Figure content listings:
##############################

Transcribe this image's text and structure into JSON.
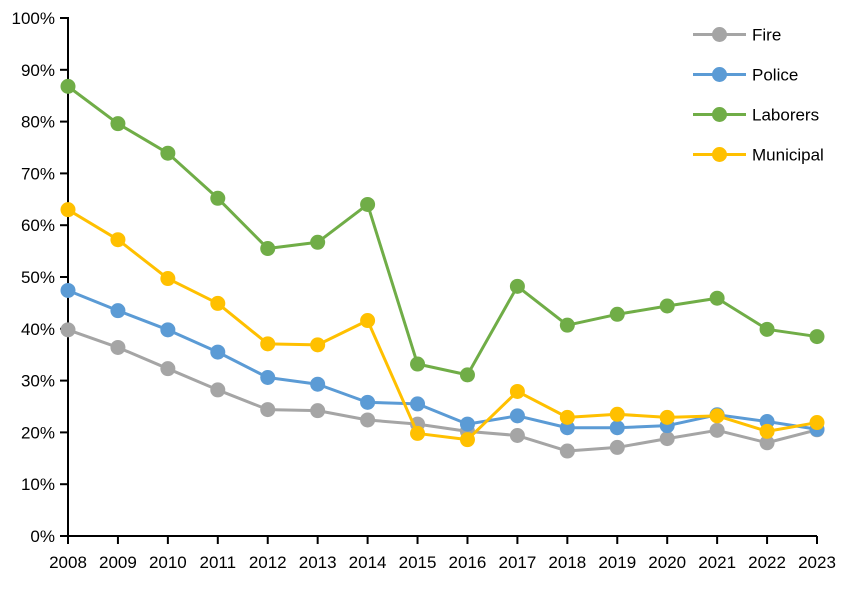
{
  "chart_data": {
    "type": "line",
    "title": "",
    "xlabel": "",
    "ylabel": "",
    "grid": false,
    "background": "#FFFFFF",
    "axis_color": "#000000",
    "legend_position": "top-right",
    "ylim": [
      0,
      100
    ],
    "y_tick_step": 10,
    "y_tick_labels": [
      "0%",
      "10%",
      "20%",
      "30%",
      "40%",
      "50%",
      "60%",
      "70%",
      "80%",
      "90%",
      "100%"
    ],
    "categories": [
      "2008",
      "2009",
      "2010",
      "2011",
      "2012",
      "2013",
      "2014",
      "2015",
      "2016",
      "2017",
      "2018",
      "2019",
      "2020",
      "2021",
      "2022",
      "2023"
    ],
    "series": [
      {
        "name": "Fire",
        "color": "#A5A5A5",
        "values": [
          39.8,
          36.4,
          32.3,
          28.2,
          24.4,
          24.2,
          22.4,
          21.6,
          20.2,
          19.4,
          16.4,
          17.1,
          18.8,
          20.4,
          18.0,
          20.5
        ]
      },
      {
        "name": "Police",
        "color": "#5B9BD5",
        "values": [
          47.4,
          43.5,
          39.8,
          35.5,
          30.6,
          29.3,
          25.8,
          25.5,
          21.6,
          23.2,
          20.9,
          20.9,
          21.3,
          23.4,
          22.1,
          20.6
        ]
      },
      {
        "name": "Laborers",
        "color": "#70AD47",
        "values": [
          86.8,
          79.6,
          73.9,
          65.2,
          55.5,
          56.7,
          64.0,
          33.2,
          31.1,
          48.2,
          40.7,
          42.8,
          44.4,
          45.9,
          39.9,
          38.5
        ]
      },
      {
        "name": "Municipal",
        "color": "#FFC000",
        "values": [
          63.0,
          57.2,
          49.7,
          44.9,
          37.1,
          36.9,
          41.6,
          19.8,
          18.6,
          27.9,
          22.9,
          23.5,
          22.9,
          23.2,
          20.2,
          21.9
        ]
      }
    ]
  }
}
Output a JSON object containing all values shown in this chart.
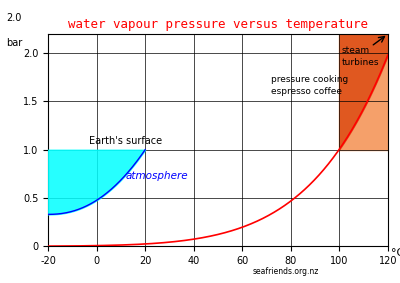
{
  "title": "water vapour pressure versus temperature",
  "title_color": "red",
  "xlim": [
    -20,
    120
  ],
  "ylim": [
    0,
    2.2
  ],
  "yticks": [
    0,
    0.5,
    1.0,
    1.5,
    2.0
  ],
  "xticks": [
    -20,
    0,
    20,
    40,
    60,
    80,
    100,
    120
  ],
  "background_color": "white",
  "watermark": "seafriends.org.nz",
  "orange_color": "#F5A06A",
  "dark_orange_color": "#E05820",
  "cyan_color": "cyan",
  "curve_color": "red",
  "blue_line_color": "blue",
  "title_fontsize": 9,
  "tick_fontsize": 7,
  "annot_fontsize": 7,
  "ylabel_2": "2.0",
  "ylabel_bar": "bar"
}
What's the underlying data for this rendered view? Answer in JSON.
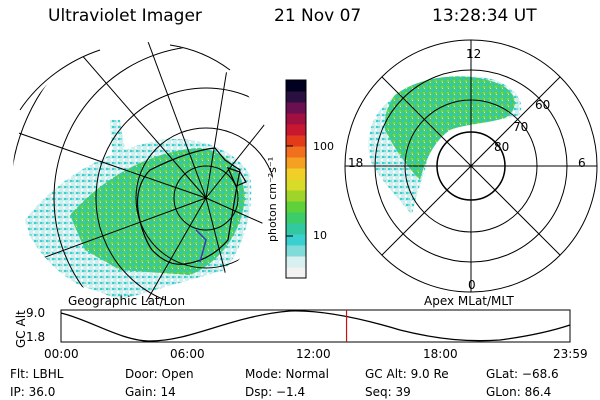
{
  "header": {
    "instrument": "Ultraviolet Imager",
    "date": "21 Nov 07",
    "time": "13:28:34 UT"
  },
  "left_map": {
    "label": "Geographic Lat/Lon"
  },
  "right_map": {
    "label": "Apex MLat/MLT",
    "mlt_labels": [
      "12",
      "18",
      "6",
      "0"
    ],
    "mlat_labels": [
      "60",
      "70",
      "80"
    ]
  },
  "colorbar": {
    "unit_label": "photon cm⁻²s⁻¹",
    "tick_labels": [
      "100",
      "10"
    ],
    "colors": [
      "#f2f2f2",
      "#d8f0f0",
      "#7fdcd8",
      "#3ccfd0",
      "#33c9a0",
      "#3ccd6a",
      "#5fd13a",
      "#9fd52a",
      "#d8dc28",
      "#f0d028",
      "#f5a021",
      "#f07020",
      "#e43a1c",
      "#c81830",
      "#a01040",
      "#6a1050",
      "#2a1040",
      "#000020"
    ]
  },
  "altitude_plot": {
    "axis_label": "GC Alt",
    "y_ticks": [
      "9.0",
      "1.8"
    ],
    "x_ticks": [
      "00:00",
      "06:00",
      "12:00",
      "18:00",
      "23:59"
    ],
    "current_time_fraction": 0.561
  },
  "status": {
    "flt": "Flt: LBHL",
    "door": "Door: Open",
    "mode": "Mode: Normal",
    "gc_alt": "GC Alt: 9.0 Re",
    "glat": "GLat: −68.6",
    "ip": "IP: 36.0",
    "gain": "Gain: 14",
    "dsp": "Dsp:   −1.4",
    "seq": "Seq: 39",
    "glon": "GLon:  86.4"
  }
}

##############################

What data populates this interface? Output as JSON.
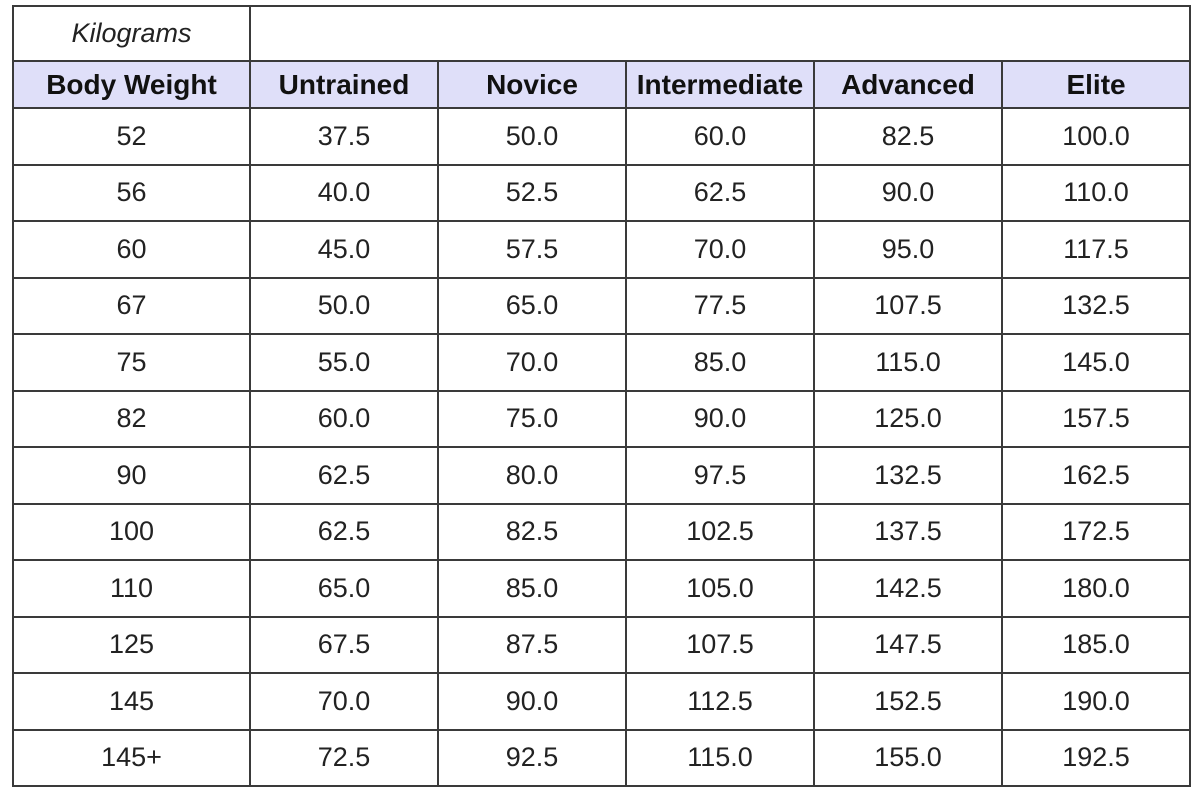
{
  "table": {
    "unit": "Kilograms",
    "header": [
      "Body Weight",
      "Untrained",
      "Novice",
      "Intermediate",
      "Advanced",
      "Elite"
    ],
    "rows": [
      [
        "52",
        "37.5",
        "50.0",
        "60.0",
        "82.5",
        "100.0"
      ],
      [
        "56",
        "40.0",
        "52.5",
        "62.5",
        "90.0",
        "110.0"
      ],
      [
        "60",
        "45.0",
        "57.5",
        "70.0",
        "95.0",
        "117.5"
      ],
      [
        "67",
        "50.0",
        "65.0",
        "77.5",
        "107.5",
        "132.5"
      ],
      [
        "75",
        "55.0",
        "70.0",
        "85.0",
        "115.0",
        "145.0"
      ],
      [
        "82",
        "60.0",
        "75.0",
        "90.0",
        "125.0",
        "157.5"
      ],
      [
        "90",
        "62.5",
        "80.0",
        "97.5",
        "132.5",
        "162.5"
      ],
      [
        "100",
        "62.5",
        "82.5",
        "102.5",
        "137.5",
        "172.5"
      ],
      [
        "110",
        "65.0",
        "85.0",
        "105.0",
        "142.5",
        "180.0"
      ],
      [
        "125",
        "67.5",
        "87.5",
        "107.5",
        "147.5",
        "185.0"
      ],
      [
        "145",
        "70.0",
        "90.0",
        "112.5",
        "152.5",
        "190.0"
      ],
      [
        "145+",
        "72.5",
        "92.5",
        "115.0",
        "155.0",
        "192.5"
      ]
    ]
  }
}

##############################

Lines containing the word "Output" are to be counted in the listing; state their number alone.

2